The problem
Pick out every line with the word "countriesAndTerritories" and copy it.

•••

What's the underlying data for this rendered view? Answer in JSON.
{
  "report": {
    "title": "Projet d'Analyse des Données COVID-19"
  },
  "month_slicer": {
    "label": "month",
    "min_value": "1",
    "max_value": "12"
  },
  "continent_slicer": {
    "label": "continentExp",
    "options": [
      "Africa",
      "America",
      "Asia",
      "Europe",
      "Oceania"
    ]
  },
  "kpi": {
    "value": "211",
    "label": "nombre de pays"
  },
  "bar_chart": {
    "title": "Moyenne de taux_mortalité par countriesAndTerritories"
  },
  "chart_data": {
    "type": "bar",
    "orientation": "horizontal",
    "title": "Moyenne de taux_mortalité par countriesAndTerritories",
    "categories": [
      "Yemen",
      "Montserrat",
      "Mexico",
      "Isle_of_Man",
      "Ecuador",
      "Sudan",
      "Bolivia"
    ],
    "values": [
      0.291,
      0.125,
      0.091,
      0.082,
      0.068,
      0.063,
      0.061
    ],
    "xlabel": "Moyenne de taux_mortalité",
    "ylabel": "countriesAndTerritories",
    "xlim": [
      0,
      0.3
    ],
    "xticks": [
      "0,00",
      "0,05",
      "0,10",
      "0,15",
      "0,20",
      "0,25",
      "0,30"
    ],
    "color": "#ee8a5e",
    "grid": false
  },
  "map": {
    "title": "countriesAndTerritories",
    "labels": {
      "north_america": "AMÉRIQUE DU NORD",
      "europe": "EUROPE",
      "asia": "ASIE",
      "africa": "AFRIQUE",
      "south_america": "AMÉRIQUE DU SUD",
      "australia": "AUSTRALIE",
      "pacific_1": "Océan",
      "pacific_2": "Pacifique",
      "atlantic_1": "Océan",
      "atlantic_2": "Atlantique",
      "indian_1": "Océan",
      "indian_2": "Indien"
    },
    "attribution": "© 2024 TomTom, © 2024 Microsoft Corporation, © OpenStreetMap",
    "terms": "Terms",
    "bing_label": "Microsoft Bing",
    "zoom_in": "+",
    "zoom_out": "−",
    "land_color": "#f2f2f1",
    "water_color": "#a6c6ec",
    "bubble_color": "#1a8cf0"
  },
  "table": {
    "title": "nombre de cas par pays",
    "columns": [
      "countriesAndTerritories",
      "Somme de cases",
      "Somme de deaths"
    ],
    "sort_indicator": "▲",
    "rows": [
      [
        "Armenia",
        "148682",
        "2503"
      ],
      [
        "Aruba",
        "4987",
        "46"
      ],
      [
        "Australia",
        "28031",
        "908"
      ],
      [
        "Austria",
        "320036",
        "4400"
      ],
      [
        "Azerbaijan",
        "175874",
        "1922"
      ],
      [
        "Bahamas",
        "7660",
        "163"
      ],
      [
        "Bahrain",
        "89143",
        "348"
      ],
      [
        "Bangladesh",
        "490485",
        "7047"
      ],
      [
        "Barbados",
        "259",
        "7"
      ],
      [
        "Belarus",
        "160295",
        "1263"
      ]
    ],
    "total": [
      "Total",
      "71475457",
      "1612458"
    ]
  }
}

•••

Correct output
    "title": "Moyenne de taux_mortalité par countriesAndTerritories"
    "title": "Moyenne de taux_mortalité par countriesAndTerritories",
    "ylabel": "countriesAndTerritories",
    "title": "countriesAndTerritories",
      "countriesAndTerritories",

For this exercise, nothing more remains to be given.